BRIEF:
Find each line with "content" and copy it.

[Stored entries]
══════════════════════════════

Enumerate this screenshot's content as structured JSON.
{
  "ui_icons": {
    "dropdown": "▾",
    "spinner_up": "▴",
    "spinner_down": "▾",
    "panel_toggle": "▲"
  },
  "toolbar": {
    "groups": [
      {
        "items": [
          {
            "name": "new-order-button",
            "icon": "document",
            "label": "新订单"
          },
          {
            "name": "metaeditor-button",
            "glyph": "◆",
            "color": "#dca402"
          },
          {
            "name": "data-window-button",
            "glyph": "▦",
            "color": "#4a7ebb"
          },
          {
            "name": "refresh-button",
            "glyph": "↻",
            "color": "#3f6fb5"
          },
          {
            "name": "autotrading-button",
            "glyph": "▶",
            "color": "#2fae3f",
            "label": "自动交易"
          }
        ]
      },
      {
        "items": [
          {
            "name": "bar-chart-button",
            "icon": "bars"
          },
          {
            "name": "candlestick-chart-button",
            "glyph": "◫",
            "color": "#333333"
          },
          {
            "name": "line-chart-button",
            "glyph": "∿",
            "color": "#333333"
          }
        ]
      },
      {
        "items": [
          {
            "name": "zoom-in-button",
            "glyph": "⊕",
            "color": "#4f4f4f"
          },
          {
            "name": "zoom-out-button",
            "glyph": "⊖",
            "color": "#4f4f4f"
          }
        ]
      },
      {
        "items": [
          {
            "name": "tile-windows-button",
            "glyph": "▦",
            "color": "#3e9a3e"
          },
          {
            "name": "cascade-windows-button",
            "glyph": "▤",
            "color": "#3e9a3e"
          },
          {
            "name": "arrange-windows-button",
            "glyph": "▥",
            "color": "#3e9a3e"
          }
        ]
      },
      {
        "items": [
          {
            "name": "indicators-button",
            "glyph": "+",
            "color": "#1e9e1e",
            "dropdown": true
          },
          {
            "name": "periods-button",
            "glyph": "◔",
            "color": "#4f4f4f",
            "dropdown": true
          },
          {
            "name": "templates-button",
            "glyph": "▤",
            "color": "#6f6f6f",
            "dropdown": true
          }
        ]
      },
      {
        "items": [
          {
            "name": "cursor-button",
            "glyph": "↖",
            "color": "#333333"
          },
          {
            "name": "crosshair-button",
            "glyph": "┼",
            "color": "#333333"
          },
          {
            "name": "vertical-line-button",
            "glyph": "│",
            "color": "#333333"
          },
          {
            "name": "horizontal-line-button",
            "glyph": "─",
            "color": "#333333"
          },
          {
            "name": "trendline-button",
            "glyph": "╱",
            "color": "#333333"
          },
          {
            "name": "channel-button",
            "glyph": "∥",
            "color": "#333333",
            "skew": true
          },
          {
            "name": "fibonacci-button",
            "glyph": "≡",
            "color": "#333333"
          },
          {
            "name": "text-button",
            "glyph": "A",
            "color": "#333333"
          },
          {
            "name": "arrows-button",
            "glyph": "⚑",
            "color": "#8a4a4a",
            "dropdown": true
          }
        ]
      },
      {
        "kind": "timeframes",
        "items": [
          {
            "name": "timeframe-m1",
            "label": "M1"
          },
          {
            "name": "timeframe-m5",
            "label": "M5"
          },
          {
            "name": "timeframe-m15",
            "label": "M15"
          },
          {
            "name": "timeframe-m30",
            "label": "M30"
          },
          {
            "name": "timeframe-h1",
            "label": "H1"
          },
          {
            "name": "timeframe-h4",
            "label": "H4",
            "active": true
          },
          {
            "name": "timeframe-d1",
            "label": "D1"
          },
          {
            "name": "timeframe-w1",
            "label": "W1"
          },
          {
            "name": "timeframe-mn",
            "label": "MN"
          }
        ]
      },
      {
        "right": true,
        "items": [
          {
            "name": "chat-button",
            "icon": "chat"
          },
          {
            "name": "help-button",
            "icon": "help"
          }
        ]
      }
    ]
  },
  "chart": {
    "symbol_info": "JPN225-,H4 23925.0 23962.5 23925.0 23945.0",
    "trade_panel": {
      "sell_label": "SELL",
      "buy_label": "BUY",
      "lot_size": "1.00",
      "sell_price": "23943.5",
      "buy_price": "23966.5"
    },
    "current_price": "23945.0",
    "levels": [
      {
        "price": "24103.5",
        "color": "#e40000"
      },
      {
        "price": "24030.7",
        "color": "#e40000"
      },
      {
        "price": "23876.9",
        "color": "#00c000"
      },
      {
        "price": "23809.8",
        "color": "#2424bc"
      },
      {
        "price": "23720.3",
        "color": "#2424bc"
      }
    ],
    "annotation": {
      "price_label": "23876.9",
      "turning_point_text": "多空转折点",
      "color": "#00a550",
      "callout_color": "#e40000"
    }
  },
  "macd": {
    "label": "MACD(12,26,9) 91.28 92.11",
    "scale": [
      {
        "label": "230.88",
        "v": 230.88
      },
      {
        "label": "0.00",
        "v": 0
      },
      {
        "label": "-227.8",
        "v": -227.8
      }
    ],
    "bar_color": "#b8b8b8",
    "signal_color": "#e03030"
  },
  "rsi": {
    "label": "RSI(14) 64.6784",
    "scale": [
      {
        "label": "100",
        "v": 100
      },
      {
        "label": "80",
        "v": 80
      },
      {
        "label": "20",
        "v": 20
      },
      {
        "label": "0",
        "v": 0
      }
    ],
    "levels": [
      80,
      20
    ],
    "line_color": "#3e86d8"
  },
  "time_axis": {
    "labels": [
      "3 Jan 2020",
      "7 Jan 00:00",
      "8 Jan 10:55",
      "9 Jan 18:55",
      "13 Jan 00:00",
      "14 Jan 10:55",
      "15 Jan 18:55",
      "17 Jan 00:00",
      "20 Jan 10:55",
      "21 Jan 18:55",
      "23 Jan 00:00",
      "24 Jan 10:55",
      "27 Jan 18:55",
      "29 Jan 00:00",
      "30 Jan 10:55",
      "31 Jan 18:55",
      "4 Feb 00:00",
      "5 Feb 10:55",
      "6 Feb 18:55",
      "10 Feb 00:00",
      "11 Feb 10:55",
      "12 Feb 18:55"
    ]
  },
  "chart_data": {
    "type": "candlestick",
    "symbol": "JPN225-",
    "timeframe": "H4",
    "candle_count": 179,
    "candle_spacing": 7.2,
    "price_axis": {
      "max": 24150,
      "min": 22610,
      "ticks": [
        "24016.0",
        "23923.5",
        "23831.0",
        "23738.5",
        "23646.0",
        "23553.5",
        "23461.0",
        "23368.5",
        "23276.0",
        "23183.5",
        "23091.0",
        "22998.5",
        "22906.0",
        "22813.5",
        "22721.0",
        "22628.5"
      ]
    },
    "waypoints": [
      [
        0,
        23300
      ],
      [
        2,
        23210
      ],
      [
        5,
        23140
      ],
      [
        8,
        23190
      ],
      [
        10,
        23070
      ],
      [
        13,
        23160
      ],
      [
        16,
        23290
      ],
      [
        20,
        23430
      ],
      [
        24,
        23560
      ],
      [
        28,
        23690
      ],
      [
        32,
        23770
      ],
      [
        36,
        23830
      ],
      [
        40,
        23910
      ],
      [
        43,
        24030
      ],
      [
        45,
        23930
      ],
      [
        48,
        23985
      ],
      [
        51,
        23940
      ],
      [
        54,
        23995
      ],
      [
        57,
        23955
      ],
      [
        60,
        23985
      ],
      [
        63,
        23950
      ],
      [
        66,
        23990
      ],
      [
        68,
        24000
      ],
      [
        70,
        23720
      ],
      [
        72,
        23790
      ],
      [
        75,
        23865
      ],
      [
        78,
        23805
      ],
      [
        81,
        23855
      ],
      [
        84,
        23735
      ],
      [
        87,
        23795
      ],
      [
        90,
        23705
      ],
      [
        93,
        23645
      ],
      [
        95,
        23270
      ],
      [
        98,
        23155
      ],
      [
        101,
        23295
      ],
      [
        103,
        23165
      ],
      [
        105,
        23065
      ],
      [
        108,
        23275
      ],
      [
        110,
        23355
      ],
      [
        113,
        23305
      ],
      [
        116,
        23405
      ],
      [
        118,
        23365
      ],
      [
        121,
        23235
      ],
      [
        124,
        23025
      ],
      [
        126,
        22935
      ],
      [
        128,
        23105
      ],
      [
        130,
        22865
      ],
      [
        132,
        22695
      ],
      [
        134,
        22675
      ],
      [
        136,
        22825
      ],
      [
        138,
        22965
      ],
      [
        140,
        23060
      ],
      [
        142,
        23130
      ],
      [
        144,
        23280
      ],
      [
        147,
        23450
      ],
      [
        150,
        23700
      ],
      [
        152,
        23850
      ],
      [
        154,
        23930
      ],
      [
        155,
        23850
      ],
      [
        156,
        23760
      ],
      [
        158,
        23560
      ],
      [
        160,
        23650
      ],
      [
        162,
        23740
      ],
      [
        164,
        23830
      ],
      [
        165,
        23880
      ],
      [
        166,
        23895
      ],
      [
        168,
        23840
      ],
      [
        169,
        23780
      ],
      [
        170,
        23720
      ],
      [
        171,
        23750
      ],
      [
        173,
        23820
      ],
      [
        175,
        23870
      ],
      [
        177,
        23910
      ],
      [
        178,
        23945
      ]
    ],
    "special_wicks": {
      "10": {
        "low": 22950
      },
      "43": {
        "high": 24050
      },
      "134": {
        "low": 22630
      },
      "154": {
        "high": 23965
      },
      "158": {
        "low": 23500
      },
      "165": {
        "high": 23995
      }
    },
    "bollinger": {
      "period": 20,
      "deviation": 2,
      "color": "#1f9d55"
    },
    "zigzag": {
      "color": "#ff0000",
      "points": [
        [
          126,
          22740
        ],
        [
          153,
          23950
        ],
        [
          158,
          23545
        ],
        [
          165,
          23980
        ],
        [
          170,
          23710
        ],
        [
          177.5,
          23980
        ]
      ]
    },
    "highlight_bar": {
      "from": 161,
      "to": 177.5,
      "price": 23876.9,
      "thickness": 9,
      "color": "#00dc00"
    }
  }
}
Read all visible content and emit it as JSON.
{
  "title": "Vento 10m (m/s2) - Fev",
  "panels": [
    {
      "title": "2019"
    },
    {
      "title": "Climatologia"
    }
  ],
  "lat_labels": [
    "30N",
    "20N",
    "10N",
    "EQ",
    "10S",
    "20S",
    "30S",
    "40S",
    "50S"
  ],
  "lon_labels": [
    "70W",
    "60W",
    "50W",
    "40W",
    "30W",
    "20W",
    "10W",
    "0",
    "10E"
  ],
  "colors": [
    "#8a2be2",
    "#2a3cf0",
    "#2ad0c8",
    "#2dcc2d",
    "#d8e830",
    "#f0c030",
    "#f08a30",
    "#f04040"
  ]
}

══════════════════════════════

RIGHT ANSWER:
Enumerate this screenshot's content as structured JSON.
Read all visible content and emit it as JSON.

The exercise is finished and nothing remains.